--- begin Material provided ---
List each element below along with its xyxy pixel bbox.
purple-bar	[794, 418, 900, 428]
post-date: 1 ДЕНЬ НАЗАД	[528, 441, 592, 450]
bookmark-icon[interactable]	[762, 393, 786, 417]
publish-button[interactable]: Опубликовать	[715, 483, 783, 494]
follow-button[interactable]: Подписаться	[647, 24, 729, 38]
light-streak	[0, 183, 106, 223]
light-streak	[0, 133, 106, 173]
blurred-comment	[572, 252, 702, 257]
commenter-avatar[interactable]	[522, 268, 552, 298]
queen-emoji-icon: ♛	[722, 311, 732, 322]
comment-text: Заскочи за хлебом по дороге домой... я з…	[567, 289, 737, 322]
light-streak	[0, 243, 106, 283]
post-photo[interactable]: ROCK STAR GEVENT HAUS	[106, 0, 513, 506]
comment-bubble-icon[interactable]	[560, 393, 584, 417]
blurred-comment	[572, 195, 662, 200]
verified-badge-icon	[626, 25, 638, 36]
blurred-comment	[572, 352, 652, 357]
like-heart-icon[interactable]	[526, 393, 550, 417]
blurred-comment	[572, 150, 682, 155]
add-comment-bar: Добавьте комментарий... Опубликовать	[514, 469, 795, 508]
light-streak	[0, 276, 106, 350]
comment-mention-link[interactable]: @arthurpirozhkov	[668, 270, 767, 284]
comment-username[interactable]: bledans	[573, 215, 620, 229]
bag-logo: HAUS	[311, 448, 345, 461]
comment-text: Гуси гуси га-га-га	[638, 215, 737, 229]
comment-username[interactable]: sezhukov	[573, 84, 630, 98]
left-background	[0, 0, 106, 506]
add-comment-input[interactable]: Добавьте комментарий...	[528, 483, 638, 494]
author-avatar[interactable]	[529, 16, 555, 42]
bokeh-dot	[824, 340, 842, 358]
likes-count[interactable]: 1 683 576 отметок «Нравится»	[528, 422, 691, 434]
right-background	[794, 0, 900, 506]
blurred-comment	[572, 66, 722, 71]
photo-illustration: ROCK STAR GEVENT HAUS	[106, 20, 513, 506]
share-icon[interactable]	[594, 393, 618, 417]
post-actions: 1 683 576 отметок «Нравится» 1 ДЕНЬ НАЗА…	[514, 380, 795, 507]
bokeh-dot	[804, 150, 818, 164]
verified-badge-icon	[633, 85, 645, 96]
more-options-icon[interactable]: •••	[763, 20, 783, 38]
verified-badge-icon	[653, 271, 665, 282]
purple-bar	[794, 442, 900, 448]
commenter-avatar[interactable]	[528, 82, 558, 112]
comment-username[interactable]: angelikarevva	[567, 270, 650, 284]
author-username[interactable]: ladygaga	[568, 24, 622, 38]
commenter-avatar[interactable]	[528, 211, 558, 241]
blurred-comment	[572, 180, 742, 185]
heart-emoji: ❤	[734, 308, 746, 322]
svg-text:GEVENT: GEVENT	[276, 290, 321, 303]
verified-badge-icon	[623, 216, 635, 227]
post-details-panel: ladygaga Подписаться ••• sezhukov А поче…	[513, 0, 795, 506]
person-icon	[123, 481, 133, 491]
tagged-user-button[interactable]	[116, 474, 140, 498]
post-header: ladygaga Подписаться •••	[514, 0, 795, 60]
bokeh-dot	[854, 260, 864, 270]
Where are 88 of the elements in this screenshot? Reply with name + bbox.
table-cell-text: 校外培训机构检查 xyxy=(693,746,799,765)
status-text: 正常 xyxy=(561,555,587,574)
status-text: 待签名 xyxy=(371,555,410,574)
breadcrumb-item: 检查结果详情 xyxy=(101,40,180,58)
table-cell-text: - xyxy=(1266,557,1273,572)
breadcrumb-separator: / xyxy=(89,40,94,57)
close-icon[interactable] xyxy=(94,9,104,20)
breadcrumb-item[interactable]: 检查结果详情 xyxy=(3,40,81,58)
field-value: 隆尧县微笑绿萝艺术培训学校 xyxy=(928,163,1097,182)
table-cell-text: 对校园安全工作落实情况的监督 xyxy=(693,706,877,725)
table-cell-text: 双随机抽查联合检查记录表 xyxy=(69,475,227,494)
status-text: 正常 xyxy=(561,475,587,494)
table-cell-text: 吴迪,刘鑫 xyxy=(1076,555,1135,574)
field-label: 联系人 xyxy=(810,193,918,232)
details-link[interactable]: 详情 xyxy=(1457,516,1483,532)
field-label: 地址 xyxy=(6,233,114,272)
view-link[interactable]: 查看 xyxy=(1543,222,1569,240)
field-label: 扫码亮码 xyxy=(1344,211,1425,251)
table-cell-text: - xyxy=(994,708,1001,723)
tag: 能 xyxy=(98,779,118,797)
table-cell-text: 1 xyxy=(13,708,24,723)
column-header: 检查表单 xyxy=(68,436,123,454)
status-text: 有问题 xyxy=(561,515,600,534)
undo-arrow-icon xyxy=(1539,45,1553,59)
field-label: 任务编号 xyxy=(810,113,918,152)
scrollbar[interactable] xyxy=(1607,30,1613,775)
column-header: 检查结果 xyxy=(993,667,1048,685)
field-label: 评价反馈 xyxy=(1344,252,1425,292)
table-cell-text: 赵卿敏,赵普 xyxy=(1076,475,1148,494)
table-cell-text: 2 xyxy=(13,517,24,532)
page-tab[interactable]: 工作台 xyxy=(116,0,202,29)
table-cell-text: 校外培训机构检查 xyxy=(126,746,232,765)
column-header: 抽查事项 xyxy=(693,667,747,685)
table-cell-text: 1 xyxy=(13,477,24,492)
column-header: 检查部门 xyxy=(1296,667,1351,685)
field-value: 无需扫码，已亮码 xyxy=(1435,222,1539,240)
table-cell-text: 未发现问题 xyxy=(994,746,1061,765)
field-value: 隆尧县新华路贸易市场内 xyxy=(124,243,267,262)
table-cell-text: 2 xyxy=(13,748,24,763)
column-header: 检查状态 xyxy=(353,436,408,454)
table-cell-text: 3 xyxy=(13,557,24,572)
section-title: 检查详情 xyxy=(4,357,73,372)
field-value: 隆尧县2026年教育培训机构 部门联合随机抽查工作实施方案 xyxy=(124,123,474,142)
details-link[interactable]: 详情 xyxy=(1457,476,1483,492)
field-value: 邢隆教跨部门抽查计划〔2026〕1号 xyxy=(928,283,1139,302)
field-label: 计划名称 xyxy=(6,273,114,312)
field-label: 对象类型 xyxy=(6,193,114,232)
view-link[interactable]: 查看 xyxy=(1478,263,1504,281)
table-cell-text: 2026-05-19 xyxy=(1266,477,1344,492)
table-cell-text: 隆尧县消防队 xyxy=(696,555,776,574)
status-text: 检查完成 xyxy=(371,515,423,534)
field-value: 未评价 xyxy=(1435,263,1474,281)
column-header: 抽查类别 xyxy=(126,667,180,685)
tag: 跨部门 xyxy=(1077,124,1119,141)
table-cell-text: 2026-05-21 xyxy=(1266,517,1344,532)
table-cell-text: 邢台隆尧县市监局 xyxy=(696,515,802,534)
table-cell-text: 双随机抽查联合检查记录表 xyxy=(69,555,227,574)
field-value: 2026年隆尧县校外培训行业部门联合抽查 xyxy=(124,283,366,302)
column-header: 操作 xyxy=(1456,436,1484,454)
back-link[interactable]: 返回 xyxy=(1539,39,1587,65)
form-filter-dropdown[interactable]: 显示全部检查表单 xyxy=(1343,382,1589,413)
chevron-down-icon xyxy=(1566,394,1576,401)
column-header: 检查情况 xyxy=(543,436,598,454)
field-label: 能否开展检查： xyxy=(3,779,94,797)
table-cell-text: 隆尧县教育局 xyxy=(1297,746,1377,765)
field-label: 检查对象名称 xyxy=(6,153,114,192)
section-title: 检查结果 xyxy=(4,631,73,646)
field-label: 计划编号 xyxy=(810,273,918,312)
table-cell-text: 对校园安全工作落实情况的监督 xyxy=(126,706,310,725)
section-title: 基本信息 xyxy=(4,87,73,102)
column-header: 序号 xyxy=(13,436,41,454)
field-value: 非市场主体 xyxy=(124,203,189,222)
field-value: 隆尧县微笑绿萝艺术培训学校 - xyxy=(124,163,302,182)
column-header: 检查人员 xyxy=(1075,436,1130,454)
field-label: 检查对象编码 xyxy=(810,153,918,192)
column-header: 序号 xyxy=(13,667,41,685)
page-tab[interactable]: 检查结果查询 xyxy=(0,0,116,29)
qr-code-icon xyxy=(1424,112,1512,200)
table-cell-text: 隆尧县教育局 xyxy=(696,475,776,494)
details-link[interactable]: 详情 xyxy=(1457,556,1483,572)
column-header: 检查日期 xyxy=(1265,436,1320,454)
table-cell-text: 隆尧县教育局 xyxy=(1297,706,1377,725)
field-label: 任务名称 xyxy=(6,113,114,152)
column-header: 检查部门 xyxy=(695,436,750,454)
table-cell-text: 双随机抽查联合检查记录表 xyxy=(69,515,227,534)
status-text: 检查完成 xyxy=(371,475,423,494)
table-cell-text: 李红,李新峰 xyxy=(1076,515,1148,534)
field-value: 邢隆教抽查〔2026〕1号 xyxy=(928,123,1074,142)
--- end Material provided ---
Exercise brief: Reproduce the records from their first line through the line containing "252, 702, 257]", with both of those lines included.

Answer for the task:
List each element below along with its xyxy pixel bbox.
purple-bar	[794, 418, 900, 428]
post-date: 1 ДЕНЬ НАЗАД	[528, 441, 592, 450]
bookmark-icon[interactable]	[762, 393, 786, 417]
publish-button[interactable]: Опубликовать	[715, 483, 783, 494]
follow-button[interactable]: Подписаться	[647, 24, 729, 38]
light-streak	[0, 183, 106, 223]
light-streak	[0, 133, 106, 173]
blurred-comment	[572, 252, 702, 257]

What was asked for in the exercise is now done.